STORED DATA>
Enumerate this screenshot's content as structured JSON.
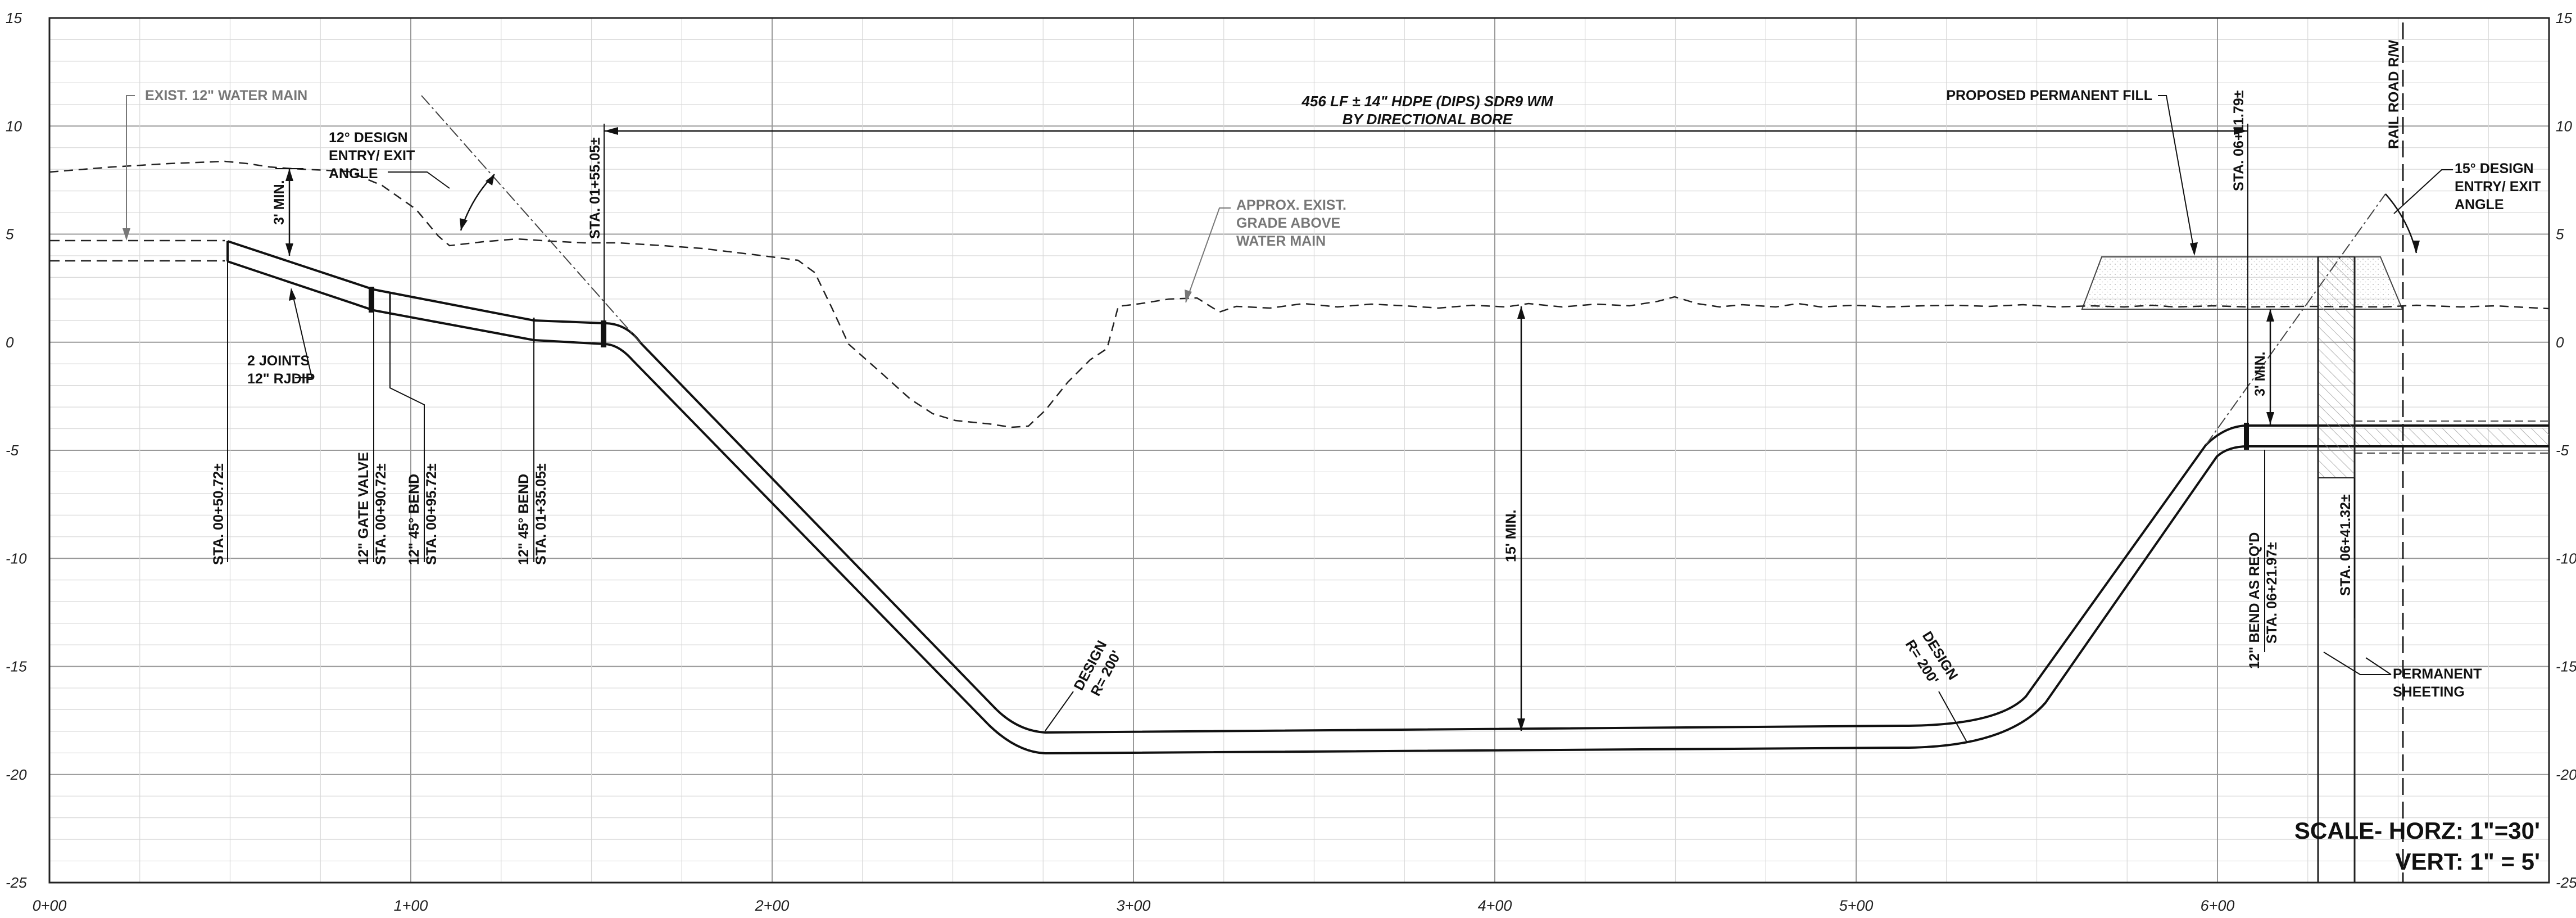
{
  "axes": {
    "y_ticks": [
      "15",
      "10",
      "5",
      "0",
      "-5",
      "-10",
      "-15",
      "-20",
      "-25"
    ],
    "x_ticks": [
      "0+00",
      "1+00",
      "2+00",
      "3+00",
      "4+00",
      "5+00",
      "6+00"
    ]
  },
  "notes": {
    "exist_water_main": "EXIST. 12\" WATER MAIN",
    "design_angle_left": [
      "12° DESIGN",
      "ENTRY/ EXIT",
      "ANGLE"
    ],
    "min_cover_left": "3' MIN.",
    "bore_title": [
      "456 LF ± 14\" HDPE (DIPS) SDR9 WM",
      "BY DIRECTIONAL BORE"
    ],
    "grade_above": [
      "APPROX. EXIST.",
      "GRADE ABOVE",
      "WATER MAIN"
    ],
    "fill": "PROPOSED PERMANENT FILL",
    "railroad": "RAIL ROAD R/W",
    "design_angle_right": [
      "15° DESIGN",
      "ENTRY/ EXIT",
      "ANGLE"
    ],
    "joints": [
      "2 JOINTS",
      "12\" RJDIP"
    ],
    "min_cover_center": "15' MIN.",
    "min_cover_right": "3' MIN.",
    "radius_left": [
      "DESIGN",
      "R= 200'"
    ],
    "radius_right": [
      "DESIGN",
      "R= 200'"
    ],
    "sheeting": [
      "PERMANENT",
      "SHEETING"
    ]
  },
  "stations": {
    "sta_050": "STA. 00+50.72±",
    "gate_valve": "12\" GATE VALVE",
    "sta_090": "STA. 00+90.72±",
    "bend_095_label": "12\" 45° BEND",
    "sta_095": "STA. 00+95.72±",
    "bend_135_label": "12\" 45° BEND",
    "sta_135": "STA. 01+35.05±",
    "sta_155": "STA. 01+55.05±",
    "sta_611": "STA. 06+11.79±",
    "bend_621_label": "12\" BEND AS REQ'D",
    "sta_621": "STA. 06+21.97±",
    "sta_641": "STA. 06+41.32±"
  },
  "scale": {
    "horz": "SCALE- HORZ: 1\"=30'",
    "vert": "VERT: 1\" = 5'"
  }
}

AIM> Which lines include the word "MAIN"? Copy every one of them.

OUTPUT FOR THIS EXERCISE>
    "exist_water_main": "EXIST. 12\" WATER MAIN",
      "WATER MAIN"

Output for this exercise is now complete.